-- Start of TASK MATERIAL --

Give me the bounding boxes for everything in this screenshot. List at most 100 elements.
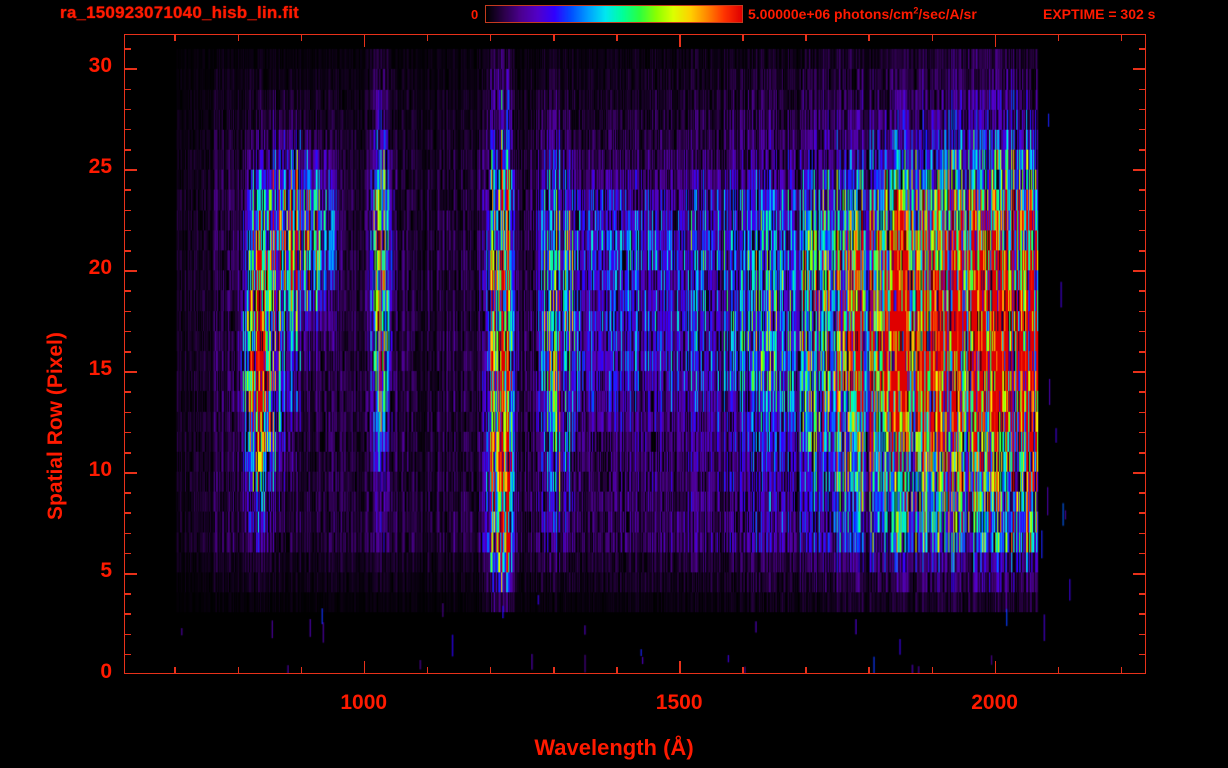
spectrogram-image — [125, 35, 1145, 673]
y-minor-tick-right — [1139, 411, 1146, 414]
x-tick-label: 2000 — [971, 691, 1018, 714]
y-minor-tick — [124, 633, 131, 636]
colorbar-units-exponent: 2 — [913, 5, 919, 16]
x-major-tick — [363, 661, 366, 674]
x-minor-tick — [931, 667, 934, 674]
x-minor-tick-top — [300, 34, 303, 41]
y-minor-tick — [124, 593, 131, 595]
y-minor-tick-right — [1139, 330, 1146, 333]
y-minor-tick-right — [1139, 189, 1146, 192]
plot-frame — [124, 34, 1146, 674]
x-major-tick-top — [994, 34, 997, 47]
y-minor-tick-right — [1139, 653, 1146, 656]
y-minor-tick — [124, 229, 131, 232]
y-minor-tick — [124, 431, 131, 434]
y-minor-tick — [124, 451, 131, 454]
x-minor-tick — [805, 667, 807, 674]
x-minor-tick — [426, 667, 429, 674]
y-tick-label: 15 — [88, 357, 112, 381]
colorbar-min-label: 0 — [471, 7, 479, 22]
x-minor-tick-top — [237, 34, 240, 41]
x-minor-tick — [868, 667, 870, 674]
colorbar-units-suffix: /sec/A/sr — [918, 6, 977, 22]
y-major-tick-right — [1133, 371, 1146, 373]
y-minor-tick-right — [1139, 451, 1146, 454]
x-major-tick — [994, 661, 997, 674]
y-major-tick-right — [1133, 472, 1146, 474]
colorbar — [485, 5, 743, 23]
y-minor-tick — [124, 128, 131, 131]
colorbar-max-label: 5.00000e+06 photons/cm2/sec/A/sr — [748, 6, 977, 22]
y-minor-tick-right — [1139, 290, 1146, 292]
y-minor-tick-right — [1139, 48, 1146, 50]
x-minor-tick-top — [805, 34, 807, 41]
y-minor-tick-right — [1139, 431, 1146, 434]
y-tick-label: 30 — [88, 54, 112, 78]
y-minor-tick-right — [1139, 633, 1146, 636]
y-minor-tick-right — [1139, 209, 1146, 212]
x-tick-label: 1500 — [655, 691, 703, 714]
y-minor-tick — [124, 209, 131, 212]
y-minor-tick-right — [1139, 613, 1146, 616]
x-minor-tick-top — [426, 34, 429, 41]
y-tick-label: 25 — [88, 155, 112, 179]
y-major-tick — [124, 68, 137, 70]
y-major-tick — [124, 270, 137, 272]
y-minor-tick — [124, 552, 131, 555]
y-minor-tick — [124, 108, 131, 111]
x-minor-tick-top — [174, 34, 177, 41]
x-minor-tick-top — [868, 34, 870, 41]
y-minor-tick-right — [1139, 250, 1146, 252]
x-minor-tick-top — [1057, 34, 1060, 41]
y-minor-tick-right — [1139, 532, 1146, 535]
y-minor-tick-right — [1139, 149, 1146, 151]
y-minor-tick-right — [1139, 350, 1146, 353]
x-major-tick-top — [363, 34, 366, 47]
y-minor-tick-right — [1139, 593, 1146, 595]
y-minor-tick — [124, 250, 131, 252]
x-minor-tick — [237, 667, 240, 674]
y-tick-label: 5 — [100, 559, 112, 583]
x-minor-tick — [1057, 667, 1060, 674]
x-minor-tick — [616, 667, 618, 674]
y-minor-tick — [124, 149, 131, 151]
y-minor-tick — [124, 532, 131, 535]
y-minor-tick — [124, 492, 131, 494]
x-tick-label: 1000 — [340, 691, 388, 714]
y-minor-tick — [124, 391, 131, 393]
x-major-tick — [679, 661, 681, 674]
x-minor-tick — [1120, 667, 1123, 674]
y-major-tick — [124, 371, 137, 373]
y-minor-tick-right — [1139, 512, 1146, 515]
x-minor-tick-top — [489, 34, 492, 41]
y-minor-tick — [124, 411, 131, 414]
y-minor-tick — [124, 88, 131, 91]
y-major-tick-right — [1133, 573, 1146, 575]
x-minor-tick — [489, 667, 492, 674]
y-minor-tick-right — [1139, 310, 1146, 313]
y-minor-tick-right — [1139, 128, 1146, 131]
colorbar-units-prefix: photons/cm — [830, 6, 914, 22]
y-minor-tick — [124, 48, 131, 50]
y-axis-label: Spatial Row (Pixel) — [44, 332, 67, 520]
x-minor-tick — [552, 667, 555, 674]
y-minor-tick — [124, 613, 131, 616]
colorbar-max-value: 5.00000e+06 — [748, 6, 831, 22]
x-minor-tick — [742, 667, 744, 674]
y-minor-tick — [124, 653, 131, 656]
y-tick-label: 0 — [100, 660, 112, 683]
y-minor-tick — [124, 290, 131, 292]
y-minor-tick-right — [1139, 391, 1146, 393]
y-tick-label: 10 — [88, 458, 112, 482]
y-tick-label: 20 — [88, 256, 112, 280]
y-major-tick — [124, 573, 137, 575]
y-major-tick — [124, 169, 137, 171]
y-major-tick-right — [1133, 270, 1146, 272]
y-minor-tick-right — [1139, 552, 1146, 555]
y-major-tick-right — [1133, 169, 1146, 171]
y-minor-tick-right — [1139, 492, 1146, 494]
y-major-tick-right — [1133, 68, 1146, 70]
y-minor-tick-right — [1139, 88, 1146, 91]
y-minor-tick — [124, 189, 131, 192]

-- End of TASK MATERIAL --
-- Start of TASK MATERIAL --

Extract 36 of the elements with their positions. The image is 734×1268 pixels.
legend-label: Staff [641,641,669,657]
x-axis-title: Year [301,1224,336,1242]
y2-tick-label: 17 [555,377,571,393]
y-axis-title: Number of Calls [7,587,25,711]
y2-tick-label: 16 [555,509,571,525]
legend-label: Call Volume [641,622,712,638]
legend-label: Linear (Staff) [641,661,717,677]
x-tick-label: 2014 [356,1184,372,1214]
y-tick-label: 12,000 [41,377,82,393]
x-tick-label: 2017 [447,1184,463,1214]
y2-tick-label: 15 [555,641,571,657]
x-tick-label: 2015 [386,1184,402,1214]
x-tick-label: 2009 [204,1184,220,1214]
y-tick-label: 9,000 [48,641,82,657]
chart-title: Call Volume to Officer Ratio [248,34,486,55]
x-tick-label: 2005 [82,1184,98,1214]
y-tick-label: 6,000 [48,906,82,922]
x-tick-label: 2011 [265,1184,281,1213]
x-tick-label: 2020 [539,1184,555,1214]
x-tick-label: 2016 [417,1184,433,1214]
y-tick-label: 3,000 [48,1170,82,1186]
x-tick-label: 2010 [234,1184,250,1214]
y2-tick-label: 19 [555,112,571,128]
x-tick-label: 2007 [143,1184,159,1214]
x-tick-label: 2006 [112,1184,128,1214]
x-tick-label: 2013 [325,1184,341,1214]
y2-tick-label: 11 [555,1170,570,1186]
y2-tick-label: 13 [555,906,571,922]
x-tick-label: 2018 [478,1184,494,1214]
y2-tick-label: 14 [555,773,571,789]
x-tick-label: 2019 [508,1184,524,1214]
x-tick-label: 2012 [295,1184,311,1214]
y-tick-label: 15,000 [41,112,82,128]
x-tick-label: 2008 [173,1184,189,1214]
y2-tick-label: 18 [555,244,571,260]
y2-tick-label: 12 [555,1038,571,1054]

-- End of TASK MATERIAL --

> [WHAT THE TASK ASKS]: Rewrite the records from the line containing "Extract 36 of" through the line containing "y2-tick-label: 15 [555,641,571,657]" as a JSON list of strings, with one string per line and blank lines left out.

> [FULL ANSWER]:
[
  "Extract 36 of the elements with their positions. The image is 734×1268 pixels.",
  "legend-label: Staff [641,641,669,657]",
  "x-axis-title: Year [301,1224,336,1242]",
  "y2-tick-label: 17 [555,377,571,393]",
  "y-axis-title: Number of Calls [7,587,25,711]",
  "y2-tick-label: 16 [555,509,571,525]",
  "legend-label: Call Volume [641,622,712,638]",
  "legend-label: Linear (Staff) [641,661,717,677]",
  "x-tick-label: 2014 [356,1184,372,1214]",
  "y-tick-label: 12,000 [41,377,82,393]",
  "x-tick-label: 2017 [447,1184,463,1214]",
  "y2-tick-label: 15 [555,641,571,657]"
]